(Collected data)
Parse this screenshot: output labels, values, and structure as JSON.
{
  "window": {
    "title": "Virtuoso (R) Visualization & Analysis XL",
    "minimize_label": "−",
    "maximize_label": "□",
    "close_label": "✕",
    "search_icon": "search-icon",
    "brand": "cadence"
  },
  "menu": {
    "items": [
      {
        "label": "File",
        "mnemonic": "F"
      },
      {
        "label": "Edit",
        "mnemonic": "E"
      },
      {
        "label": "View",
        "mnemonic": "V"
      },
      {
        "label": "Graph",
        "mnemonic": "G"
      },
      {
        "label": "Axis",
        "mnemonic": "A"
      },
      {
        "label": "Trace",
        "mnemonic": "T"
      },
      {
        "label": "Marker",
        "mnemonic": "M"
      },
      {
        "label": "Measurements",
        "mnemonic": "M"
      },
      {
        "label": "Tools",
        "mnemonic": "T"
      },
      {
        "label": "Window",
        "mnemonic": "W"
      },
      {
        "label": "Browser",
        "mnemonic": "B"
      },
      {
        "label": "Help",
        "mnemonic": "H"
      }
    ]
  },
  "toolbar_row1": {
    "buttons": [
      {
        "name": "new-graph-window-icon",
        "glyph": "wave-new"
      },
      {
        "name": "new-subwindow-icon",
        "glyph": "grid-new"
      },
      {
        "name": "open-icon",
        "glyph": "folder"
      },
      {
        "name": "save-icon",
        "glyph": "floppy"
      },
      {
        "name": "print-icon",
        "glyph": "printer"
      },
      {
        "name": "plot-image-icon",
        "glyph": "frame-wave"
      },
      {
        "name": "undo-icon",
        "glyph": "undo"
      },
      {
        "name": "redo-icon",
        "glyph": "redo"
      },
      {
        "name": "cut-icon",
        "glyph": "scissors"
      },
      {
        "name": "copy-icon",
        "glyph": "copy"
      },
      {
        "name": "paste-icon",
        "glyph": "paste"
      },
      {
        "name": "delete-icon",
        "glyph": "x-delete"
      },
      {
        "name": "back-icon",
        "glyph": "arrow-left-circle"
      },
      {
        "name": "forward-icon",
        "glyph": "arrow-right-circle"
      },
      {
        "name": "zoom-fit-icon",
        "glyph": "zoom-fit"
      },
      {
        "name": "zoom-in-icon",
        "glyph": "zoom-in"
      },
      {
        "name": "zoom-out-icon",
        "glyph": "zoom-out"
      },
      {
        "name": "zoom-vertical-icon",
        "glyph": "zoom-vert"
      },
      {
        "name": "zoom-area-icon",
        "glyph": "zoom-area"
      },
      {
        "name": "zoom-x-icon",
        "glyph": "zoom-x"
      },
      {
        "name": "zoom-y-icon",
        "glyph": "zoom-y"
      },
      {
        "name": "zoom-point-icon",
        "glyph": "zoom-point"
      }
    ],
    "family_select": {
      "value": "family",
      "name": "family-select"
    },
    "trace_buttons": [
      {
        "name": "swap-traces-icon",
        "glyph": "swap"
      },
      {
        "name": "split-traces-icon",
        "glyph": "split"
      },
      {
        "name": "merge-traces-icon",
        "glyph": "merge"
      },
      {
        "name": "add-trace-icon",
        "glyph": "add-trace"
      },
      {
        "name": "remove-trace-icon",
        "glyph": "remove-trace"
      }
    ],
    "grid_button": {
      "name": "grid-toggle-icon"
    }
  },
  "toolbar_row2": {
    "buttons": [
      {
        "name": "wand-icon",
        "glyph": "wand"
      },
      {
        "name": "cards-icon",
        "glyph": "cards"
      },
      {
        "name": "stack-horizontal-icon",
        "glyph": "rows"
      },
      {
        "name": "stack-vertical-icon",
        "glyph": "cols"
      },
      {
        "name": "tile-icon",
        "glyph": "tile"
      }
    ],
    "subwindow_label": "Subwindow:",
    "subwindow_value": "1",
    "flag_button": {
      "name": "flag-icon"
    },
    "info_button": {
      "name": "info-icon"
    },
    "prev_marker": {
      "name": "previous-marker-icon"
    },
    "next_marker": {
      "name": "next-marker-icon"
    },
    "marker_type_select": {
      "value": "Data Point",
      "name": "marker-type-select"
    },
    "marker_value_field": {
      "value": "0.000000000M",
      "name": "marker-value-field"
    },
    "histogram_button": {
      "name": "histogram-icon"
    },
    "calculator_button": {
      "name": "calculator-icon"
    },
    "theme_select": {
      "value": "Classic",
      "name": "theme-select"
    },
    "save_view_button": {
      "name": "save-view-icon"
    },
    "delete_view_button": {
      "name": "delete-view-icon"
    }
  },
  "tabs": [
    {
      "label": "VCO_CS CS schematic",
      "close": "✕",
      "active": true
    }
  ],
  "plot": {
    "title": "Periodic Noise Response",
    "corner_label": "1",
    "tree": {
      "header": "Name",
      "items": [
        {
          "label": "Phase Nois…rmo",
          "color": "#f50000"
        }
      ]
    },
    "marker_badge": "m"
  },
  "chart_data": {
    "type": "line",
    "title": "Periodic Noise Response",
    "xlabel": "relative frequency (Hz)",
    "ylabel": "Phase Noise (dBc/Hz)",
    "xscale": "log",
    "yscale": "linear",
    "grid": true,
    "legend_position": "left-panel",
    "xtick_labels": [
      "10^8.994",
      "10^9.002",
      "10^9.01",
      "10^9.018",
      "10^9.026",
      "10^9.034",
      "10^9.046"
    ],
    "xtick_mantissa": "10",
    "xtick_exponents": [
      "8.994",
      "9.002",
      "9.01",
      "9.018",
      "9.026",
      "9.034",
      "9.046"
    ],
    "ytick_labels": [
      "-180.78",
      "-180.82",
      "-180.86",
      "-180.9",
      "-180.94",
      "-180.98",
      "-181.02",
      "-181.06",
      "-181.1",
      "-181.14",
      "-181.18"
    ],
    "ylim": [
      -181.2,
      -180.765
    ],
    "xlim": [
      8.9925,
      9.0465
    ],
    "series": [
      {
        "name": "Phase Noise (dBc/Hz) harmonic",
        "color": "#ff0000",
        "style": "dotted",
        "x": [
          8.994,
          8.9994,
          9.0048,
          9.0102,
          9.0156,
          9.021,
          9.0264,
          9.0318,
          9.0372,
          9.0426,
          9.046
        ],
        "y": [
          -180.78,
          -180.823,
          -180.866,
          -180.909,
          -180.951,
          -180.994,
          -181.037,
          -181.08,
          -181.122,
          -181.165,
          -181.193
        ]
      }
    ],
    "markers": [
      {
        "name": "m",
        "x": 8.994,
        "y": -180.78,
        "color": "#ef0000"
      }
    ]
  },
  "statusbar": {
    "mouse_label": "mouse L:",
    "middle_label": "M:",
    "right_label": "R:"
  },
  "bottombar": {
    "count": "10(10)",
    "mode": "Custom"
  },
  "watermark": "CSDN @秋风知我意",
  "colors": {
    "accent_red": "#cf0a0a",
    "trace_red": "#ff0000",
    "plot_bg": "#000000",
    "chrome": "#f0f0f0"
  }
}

GIVEN REQUEST: Look through the data and gather every line with the string "circle" in it.

WRITTEN RESPONSE:
        "glyph": "arrow-left-circle"
        "glyph": "arrow-right-circle"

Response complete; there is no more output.